[Given task]: Lines containing the word "screenshot" are to be located and copied.

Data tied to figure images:

======

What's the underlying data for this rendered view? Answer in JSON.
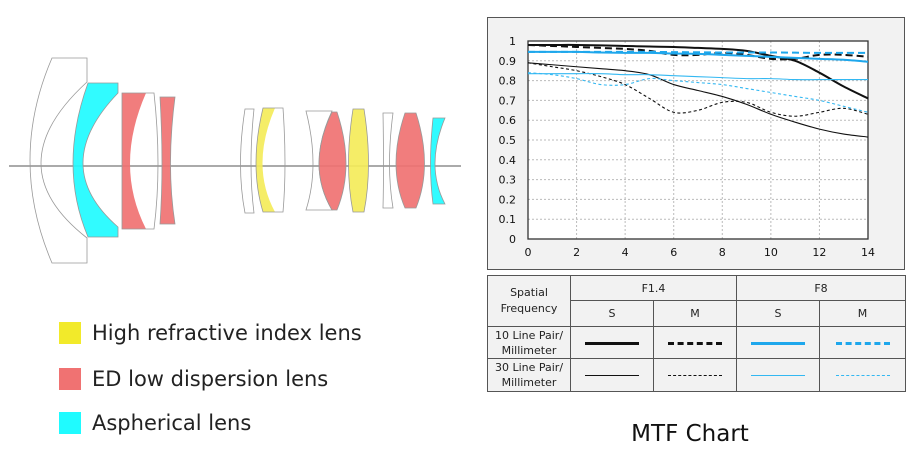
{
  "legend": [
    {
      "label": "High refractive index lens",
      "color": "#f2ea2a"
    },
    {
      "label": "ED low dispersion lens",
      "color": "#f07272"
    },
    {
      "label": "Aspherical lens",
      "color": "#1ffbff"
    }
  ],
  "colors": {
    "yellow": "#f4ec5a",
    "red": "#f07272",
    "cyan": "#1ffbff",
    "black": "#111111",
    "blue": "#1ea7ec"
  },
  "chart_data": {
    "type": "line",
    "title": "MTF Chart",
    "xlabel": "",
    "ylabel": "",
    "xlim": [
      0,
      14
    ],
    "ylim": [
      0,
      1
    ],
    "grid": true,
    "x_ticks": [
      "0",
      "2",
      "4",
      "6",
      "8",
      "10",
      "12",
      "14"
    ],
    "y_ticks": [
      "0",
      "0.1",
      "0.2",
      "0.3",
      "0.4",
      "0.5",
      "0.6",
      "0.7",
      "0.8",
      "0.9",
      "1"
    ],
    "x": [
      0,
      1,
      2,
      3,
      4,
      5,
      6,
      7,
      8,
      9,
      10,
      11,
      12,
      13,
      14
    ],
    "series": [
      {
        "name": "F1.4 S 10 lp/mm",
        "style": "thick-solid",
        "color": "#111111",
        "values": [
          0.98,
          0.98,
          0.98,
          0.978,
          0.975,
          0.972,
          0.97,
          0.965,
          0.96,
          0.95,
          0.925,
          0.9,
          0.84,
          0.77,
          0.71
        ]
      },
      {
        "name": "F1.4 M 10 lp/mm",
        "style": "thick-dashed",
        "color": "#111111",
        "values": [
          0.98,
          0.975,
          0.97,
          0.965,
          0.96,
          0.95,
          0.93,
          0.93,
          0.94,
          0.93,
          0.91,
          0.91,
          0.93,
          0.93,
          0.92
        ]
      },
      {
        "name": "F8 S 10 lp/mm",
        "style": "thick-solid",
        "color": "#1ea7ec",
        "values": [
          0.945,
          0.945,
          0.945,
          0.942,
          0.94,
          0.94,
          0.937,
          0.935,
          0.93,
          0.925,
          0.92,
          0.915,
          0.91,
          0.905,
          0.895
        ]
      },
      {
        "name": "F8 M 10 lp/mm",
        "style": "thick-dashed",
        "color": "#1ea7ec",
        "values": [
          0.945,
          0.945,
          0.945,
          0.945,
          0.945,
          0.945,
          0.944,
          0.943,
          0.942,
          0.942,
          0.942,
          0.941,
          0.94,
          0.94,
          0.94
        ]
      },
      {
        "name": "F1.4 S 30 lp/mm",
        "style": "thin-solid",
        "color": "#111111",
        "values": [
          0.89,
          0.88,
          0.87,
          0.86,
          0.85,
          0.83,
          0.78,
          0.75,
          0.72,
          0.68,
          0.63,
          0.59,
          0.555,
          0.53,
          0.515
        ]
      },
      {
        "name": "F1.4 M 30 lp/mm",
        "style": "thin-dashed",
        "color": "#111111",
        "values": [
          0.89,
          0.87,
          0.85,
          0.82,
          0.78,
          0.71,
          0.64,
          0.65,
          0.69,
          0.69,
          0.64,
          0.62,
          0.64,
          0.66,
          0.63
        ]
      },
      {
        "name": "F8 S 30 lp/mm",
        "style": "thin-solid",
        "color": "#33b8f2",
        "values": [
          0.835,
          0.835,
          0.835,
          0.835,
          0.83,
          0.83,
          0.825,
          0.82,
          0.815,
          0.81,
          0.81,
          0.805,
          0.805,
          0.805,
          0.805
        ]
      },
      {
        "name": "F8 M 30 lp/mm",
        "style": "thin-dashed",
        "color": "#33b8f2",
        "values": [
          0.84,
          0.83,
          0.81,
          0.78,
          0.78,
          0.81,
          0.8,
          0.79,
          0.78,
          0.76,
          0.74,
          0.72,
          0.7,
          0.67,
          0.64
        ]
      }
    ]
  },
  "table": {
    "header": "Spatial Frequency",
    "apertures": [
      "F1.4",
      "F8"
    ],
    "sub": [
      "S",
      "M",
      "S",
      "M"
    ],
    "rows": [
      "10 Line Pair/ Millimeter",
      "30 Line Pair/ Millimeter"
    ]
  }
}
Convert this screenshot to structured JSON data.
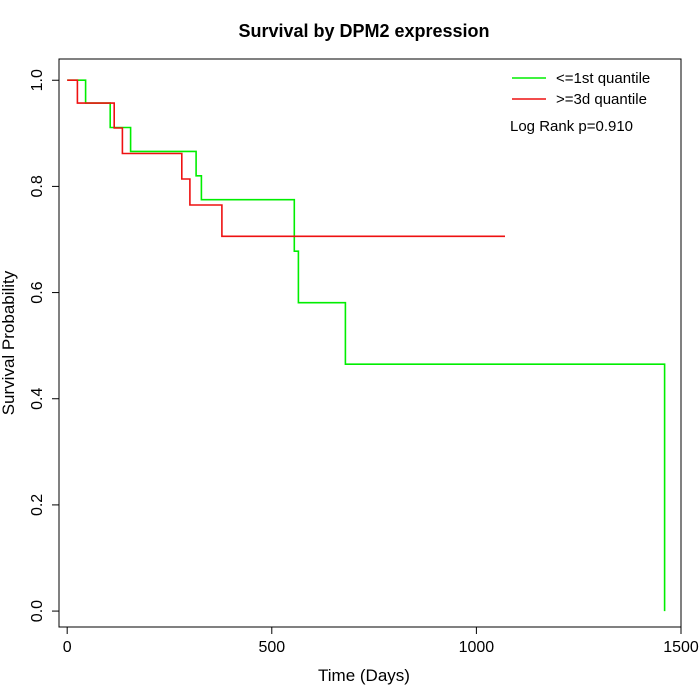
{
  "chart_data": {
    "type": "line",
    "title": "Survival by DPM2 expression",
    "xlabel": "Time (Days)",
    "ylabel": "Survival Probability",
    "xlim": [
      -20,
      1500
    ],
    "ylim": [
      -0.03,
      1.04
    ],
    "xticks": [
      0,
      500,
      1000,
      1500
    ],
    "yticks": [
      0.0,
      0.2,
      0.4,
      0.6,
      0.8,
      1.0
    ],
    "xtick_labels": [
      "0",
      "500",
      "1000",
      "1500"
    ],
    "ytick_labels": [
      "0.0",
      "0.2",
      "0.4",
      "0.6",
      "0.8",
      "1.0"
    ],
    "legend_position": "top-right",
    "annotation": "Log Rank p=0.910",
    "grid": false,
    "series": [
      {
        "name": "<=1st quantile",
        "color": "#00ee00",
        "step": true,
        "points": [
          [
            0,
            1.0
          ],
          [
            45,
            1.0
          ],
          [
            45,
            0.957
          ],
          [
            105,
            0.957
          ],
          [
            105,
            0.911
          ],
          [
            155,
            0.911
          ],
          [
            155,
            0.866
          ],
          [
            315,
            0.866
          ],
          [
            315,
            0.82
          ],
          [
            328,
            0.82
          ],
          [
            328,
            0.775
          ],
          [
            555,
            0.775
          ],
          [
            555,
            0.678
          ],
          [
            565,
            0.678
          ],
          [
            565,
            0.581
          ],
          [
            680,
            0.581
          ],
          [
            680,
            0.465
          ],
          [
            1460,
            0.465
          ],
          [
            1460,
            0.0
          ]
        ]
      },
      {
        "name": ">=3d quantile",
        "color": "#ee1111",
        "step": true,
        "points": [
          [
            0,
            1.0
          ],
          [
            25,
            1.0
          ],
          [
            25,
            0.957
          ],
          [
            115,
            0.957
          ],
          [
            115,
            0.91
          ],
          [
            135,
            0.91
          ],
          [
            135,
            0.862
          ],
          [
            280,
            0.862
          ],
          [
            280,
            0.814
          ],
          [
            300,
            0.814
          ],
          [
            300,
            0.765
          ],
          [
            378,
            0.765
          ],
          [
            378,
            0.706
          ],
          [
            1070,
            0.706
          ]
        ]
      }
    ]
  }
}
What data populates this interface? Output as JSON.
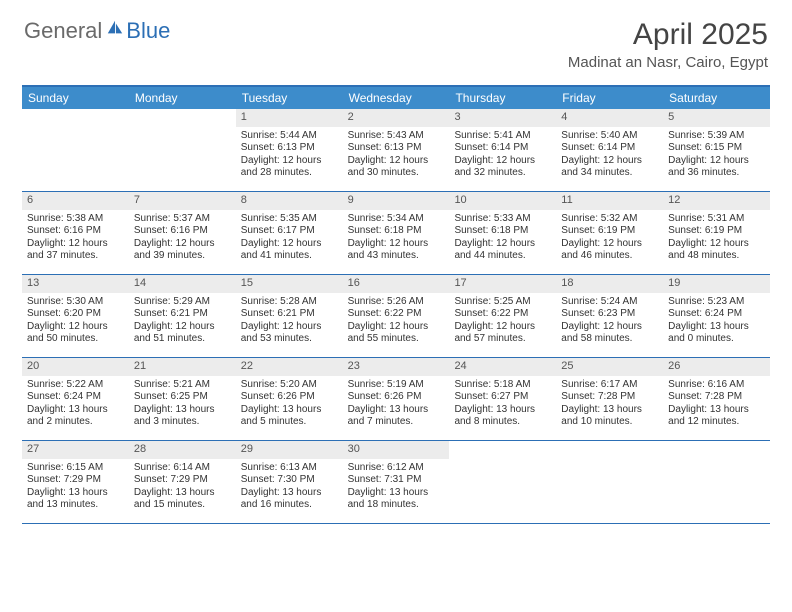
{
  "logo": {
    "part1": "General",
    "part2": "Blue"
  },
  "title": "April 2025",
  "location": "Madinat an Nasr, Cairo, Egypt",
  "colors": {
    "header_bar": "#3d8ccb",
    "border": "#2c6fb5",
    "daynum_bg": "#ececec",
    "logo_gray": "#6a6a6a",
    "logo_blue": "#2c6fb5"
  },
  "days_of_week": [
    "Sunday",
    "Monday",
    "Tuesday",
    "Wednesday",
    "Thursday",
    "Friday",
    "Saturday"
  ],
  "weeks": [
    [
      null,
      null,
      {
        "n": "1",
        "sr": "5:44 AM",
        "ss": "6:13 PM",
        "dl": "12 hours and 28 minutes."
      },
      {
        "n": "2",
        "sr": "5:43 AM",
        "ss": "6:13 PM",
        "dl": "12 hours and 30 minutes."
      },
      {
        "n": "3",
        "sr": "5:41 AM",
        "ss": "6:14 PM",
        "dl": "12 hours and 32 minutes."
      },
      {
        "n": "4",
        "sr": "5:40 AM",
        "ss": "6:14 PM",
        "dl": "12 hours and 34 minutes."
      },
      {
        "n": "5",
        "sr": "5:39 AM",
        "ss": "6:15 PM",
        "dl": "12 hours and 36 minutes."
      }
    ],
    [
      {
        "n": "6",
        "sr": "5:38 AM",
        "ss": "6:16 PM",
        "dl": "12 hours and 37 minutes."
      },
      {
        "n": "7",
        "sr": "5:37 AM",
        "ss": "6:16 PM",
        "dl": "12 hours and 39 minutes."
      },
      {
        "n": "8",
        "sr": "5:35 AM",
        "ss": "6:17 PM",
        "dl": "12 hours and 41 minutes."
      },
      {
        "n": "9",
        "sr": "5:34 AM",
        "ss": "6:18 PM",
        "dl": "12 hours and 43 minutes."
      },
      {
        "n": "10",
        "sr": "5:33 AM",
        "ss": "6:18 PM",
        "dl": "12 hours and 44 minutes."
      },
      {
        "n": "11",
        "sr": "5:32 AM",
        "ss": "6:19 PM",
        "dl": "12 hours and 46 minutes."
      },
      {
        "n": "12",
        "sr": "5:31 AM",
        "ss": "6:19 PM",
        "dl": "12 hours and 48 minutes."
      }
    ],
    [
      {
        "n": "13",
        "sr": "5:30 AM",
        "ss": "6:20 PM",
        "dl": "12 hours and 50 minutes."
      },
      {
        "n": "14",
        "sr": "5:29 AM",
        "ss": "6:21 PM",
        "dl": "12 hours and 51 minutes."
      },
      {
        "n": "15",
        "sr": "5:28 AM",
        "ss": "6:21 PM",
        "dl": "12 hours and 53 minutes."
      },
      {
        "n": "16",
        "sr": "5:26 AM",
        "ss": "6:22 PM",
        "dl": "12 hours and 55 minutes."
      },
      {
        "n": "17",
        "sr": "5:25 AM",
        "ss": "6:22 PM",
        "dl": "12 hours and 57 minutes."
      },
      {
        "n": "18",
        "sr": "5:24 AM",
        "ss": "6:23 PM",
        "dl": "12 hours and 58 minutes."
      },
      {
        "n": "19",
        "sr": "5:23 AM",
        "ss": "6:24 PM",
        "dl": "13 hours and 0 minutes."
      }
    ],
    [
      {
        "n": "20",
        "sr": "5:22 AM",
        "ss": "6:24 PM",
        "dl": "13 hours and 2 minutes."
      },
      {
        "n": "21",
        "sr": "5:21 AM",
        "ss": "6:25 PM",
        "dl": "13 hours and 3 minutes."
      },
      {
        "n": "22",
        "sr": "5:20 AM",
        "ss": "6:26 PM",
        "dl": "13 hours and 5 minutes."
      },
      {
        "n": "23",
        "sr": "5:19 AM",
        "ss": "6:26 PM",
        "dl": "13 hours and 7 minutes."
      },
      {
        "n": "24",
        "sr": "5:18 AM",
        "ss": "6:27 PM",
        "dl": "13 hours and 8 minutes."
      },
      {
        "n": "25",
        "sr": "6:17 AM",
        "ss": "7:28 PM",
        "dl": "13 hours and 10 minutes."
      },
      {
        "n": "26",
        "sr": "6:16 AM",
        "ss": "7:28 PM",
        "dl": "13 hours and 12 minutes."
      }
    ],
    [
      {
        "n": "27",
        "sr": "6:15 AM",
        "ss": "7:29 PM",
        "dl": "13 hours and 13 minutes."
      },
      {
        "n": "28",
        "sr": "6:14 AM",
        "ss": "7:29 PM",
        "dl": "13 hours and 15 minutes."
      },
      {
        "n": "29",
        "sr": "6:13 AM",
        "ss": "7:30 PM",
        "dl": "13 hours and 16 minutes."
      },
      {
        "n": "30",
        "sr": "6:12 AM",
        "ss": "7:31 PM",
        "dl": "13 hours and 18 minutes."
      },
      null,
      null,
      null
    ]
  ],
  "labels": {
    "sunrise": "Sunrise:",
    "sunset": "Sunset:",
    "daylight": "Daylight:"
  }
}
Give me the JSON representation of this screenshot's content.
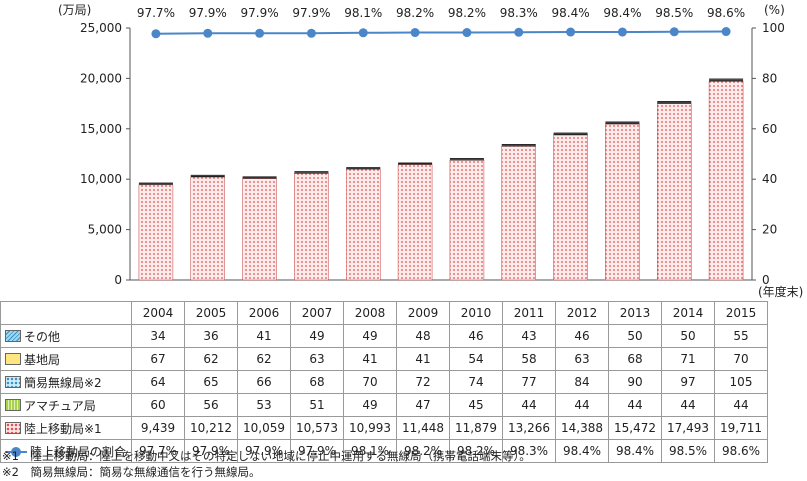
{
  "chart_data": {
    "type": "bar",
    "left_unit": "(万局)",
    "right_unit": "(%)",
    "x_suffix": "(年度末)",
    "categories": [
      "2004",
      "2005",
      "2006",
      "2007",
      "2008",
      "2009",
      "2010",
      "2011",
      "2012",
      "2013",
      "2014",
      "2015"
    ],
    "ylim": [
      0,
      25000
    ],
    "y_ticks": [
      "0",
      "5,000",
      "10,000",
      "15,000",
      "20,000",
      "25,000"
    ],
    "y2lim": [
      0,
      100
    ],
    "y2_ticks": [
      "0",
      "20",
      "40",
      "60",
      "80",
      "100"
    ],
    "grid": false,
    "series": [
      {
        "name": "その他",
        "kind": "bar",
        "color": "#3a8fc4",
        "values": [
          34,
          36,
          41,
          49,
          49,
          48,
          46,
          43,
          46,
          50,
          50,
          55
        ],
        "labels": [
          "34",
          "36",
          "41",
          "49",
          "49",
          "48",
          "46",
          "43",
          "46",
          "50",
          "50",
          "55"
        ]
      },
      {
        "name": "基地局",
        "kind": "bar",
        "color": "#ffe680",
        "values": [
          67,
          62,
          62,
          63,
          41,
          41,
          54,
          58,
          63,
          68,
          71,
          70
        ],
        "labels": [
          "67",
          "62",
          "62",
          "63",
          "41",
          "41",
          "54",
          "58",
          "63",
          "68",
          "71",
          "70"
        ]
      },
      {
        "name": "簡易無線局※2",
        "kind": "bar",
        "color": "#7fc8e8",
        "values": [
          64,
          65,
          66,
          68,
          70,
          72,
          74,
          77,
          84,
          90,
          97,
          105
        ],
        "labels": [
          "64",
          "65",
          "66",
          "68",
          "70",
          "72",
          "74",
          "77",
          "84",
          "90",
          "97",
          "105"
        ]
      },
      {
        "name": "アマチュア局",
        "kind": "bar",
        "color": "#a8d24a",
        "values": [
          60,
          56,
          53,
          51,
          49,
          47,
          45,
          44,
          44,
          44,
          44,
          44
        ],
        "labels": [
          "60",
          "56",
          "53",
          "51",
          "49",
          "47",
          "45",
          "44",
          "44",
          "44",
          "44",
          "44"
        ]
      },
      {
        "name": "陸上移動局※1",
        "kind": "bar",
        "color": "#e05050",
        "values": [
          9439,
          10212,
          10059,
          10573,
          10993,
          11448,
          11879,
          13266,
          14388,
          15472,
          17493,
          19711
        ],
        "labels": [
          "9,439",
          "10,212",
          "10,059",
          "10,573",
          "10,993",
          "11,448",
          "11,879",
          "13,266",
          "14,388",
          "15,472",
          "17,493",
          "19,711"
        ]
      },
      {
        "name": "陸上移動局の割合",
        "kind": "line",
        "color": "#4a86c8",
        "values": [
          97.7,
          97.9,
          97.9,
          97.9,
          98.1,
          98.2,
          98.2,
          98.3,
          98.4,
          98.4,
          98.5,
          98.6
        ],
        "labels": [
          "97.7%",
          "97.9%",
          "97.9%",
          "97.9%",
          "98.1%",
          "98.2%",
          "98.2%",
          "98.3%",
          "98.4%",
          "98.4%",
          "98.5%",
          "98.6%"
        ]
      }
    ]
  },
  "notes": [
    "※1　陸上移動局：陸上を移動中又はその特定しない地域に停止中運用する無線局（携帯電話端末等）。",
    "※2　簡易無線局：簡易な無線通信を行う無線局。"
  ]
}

======

[The solution]:
Convert this screenshot to structured JSON data.
Give me the JSON representation of this screenshot's content.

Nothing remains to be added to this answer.